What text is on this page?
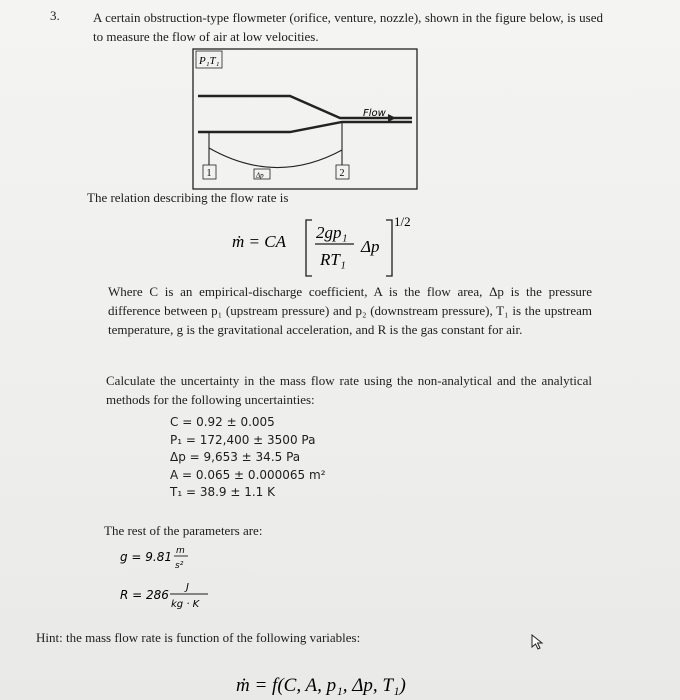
3.	A certain obstruction-type flowmeter (orifice, venture, nozzle), shown in the figure below, is used to measure the flow of air at low velocities.

P₁T₁
Flow
1	Δp	2

The relation describing the flow rate is

ṁ = CA 2gp₁
RT₁
Δp
1/2

Where C is an empirical-discharge coefficient, A is the flow area, Δp is the pressure difference between p₁ (upstream pressure) and p₂ (downstream pressure), T₁ is the upstream temperature, g is the gravitational acceleration, and R is the gas constant for air.

Calculate the uncertainty in the mass flow rate using the non-analytical and the analytical methods for the following uncertainties:

C = 0.92 ± 0.005
P₁ = 172,400 ± 3500 Pa
Δp = 9,653 ± 34.5 Pa
A = 0.065 ± 0.000065 m²
T₁ = 38.9 ± 1.1 K

The rest of the parameters are:

g = 9.81 m
s²
R = 286
J
kg · K

Hint: the mass flow rate is function of the following variables:

ṁ = f(C, A, p₁, Δp, T₁)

Directive
Extract each line holding the string "rate".

Final answer
The relation describing the flow rate is
Calculate the uncertainty in the mass flow rate using the non-analytical and the analytical methods for the following uncertainties:
Hint: the mass flow rate is function of the following variables:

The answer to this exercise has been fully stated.